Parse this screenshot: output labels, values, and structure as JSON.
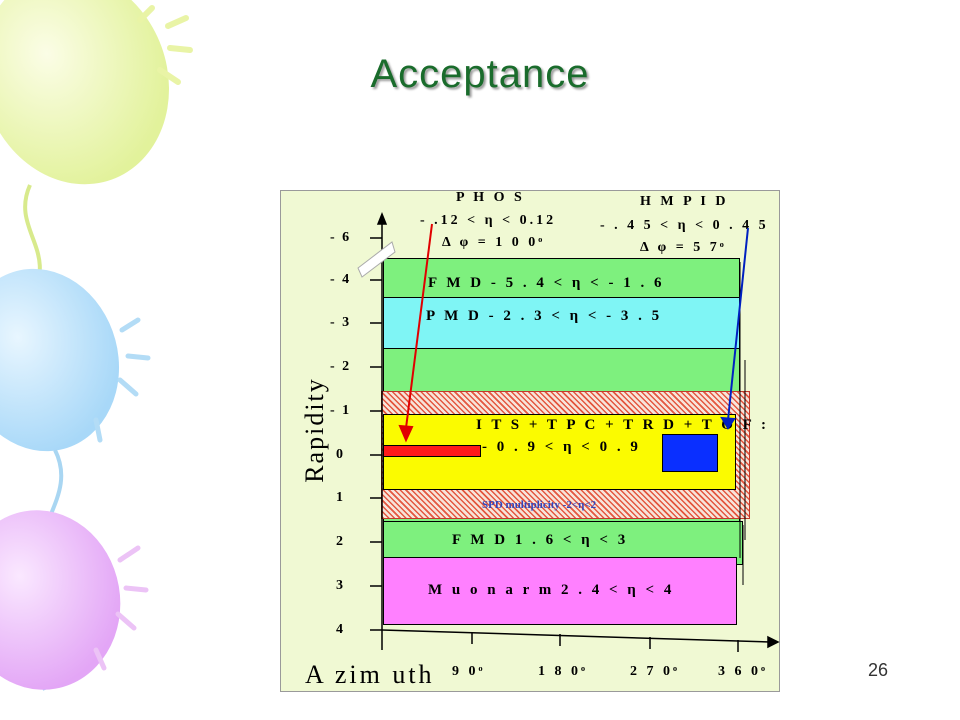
{
  "slide": {
    "title": "Acceptance",
    "number": "26"
  },
  "axes": {
    "ylabel": "Rapidity",
    "xlabel": "A zim uth",
    "yticks": [
      "- 6",
      "- 4",
      "- 3",
      "- 2",
      "- 1",
      "0",
      "1",
      "2",
      "3",
      "4"
    ],
    "xticks": [
      "9 0ᵒ",
      "1 8 0ᵒ",
      "2 7 0ᵒ",
      "3 6 0ᵒ"
    ]
  },
  "headers": {
    "phos": {
      "name": "P H O S",
      "eta": "- .12  <  η  <  0.12",
      "phi": "Δ φ  =  1 0 0ᵒ"
    },
    "hmpid": {
      "name": "H M P I D",
      "eta": "- . 4 5  <  η  <  0 . 4 5",
      "phi": "Δ φ  =  5 7ᵒ"
    }
  },
  "bands": {
    "fmd_neg": "F M D   - 5 . 4  <  η  <  - 1 . 6",
    "pmd": "P M D   - 2 . 3  <  η  <  - 3 . 5",
    "its_line1": "I T S + T P C + T R D + T O F :",
    "its_line2": "- 0 . 9  <  η  <  0 . 9",
    "spd": "SPD multiplicity  -2<η<2",
    "fmd_pos": "F M D   1 . 6  <  η  <  3",
    "muon": "M u o n  a r m   2 . 4  <  η  <  4"
  },
  "colors": {
    "title": "#1a6c2c",
    "fmd": "#7ef07e",
    "pmd": "#7ff5f5",
    "its": "#fbfb00",
    "muon": "#ff80ff",
    "hatch": "#e4573f",
    "panel": "#f0f9d3"
  }
}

────────────────────

(What you need to do) Return to the listing above and set it down exactly, leaving out its pictures.

(Full solution)
Parse this screenshot: output labels, values, and structure as JSON.
{
  "slide": {
    "title": "Acceptance",
    "number": "26"
  },
  "axes": {
    "ylabel": "Rapidity",
    "xlabel": "A zim uth",
    "yticks": [
      "- 6",
      "- 4",
      "- 3",
      "- 2",
      "- 1",
      "0",
      "1",
      "2",
      "3",
      "4"
    ],
    "xticks": [
      "9 0ᵒ",
      "1 8 0ᵒ",
      "2 7 0ᵒ",
      "3 6 0ᵒ"
    ]
  },
  "headers": {
    "phos": {
      "name": "P H O S",
      "eta": "- .12  <  η  <  0.12",
      "phi": "Δ φ  =  1 0 0ᵒ"
    },
    "hmpid": {
      "name": "H M P I D",
      "eta": "- . 4 5  <  η  <  0 . 4 5",
      "phi": "Δ φ  =  5 7ᵒ"
    }
  },
  "bands": {
    "fmd_neg": "F M D   - 5 . 4  <  η  <  - 1 . 6",
    "pmd": "P M D   - 2 . 3  <  η  <  - 3 . 5",
    "its_line1": "I T S + T P C + T R D + T O F :",
    "its_line2": "- 0 . 9  <  η  <  0 . 9",
    "spd": "SPD multiplicity  -2<η<2",
    "fmd_pos": "F M D   1 . 6  <  η  <  3",
    "muon": "M u o n  a r m   2 . 4  <  η  <  4"
  },
  "colors": {
    "title": "#1a6c2c",
    "fmd": "#7ef07e",
    "pmd": "#7ff5f5",
    "its": "#fbfb00",
    "muon": "#ff80ff",
    "hatch": "#e4573f",
    "panel": "#f0f9d3"
  }
}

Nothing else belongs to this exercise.